- Kaynak metin -
━━━━━━━━━━
GENEL KURUL KONUŞMASI
Konu: MHP GRUBU ÖNERİSİ
Yasama Yılı:3
Birleşim:107
Tarih:21.05.2013

ENVER ERDEM (Elâzığ) - Teşekkür ediyorum Sayın Başkan.

Değerli milletvekilleri, geçici köy korucularının sorunlarının araştırılması, ekonomik ve sosyal sorunlarının iyileştirilmesi amacıyla verdiğimiz araştırma önergesi üzerinde söz almış bulunmaktayım. Bu vesileyle yüce heyetinizi saygıyla selamlıyorum.

Vatanını, bayrağını, toprağını, namusunu korumak amacıyla otuz yıldan beri bölücü terör örgütü PKK'yla yapılan mücadelede askerinin ve polisinin yanında yer almış, namuslu ve şerefli korucu kardeşlerimizin sorunlarını gündeme getirmeyi ve çözümü için mücadele etmeyi bir görev olarak gördüğümüzü buradan ifade etmek istiyorum.

Değerli milletvekilleri, köy koruculuğu sistemi 1924 yılında 442 sayılı Köy Kanunu'yla ihdas edilmiştir. Köyde yaşayanların can, mal ve ırz güvenliğini sağlamak üzere, muhtarın emrinde görev yapan, köyünü eşkıyadan ve mahsul zamanı çapulcudan koruyan silahlı bir kolluk kuvvetiyken doğu ve güneydoğumuzda terör olaylarının ortaya çıkmasıyla, 1985 yılında 442 sayılı Köy Kanunu'na eklenen bir maddeyle, şiddet hareketlerine ait ciddi belirtilerin köyde veya çevrede ortaya çıkması veya herhangi bir sebeple köylünün canına veya malına tecavüz olaylarının artması hâlinde valinin teklifi ve İçişleri Bakanının onayıyla yeteri kadar geçici köy korucusu görevlendirilebileceği belirtilerek bugünkü koruculuk sistemi ortaya çıkarılmıştır.
━━━━━━━━━━
- Sağlanan veriler -
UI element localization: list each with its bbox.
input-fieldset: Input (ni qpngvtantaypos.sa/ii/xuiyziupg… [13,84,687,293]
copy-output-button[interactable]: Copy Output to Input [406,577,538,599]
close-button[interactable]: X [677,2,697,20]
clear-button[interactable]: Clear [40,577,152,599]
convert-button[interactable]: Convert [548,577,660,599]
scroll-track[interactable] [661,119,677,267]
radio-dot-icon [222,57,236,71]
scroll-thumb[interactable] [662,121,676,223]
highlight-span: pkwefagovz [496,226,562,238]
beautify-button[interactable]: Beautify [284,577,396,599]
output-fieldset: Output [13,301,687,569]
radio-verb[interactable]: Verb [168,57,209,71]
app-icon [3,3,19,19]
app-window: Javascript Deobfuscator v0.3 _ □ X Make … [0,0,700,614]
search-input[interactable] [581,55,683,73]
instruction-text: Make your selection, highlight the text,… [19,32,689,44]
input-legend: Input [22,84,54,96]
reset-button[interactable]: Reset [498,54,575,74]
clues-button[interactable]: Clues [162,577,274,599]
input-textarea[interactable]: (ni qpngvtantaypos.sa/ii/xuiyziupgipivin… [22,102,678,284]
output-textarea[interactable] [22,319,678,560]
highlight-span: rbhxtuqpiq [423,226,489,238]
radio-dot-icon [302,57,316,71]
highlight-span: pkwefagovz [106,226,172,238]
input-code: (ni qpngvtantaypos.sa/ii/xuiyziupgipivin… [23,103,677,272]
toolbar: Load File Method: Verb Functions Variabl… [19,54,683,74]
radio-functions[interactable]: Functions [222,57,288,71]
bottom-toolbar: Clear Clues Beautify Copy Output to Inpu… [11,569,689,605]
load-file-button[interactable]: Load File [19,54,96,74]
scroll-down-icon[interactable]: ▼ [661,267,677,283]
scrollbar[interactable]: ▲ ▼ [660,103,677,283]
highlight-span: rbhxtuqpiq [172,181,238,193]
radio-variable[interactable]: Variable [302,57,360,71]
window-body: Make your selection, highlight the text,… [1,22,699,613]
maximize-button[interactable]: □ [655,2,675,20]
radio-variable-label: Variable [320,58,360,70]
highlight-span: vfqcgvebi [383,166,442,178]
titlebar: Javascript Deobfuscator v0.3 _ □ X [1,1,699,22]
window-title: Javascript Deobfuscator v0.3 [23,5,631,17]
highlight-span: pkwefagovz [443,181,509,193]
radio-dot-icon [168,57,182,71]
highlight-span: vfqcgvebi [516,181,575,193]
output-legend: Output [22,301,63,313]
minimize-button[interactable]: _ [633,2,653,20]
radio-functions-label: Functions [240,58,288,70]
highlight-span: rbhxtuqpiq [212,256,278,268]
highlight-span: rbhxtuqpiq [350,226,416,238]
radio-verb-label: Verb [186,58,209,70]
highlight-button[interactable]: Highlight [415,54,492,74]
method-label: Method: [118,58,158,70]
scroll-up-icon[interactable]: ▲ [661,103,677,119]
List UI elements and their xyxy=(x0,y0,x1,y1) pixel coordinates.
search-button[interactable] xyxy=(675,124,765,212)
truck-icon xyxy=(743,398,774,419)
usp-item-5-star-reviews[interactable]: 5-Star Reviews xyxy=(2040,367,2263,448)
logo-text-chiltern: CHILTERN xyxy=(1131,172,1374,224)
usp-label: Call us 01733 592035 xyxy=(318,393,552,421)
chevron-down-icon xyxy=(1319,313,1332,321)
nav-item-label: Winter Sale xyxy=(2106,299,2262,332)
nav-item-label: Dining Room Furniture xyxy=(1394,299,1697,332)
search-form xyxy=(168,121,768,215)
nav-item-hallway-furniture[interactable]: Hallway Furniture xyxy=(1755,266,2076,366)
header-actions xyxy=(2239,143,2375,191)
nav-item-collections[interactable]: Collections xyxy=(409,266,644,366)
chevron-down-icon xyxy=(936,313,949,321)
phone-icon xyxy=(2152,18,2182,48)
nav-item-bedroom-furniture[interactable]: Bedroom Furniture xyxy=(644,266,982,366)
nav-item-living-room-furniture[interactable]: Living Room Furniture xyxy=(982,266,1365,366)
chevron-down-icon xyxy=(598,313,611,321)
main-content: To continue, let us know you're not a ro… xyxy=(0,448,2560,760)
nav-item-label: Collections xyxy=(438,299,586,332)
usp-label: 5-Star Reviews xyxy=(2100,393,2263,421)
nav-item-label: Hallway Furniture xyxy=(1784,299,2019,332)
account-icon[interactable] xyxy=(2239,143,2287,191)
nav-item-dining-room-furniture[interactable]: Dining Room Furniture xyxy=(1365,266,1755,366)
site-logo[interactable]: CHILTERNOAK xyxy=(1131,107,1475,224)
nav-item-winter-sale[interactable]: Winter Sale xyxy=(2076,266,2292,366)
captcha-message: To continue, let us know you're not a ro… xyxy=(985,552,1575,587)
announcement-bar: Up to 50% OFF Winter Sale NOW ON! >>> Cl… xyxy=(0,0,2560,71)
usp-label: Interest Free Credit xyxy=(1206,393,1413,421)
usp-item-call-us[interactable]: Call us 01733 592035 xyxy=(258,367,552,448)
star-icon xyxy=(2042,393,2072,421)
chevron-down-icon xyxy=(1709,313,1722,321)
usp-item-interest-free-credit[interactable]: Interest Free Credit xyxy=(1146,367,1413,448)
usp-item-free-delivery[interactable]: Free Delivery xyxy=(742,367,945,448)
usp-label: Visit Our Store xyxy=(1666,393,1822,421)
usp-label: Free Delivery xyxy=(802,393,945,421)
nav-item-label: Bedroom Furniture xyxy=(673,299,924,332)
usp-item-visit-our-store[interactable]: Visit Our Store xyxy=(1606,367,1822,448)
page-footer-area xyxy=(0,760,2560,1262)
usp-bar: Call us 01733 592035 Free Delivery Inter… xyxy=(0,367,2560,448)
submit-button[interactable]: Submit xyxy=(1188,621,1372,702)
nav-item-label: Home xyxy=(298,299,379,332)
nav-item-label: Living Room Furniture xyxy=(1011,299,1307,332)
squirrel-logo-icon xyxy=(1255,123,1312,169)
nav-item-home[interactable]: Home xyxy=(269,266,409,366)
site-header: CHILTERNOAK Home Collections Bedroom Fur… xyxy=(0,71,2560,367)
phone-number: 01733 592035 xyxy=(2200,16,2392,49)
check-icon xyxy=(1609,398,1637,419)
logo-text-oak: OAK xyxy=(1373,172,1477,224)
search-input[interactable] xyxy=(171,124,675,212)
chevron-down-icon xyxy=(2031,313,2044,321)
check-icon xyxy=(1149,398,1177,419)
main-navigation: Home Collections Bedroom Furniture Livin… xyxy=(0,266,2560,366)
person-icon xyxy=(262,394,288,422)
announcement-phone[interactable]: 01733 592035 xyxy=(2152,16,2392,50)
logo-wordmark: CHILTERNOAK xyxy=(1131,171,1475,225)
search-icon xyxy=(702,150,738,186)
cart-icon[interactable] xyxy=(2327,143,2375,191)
━━━━━━━━━━
- Alıştırma -
Köy korucuları konuşmasında "GENEL KURUL KONUŞMASI" sözlerinden "heyetinizi saygıyla selamlıyorum." sözlerine kadar her şeyi hiç değiştirmeden alıntılayın. Kayıtların bu işle hiçbir ilgisi yok.

- Tamamlanan görev -
GENEL KURUL KONUŞMASI
Konu: MHP GRUBU ÖNERİSİ
Yasama Yılı:3
Birleşim:107
Tarih:21.05.2013

ENVER ERDEM (Elâzığ) - Teşekkür ediyorum Sayın Başkan.

Değerli milletvekilleri, geçici köy korucularının sorunlarının araştırılması, ekonomik ve sosyal sorunlarının iyileştirilmesi amacıyla verdiğimiz araştırma önergesi üzerinde söz almış bulunmaktayım. Bu vesileyle yüce heyetinizi saygıyla selamlıyorum.